-------- SUPPLIED RECORDS --------

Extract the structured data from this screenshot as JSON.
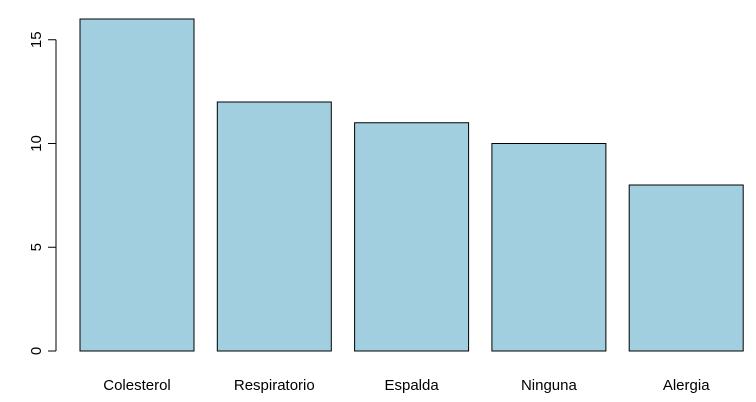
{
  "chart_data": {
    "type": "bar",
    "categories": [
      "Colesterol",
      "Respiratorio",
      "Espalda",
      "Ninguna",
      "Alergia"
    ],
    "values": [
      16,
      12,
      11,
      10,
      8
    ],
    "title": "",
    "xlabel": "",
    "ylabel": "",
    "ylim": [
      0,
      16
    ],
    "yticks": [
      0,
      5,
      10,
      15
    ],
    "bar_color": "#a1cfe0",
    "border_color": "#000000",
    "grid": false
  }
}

--------

_WHAT IS ASKED:_
Reproduce the data word for word, excluding its pictures.

_ANSWER TO THE PROBLEM:_
Extract the structured data from this screenshot as JSON.
{
  "chart_data": {
    "type": "bar",
    "categories": [
      "Colesterol",
      "Respiratorio",
      "Espalda",
      "Ninguna",
      "Alergia"
    ],
    "values": [
      16,
      12,
      11,
      10,
      8
    ],
    "title": "",
    "xlabel": "",
    "ylabel": "",
    "ylim": [
      0,
      16
    ],
    "yticks": [
      0,
      5,
      10,
      15
    ],
    "bar_color": "#a1cfe0",
    "border_color": "#000000",
    "grid": false
  }
}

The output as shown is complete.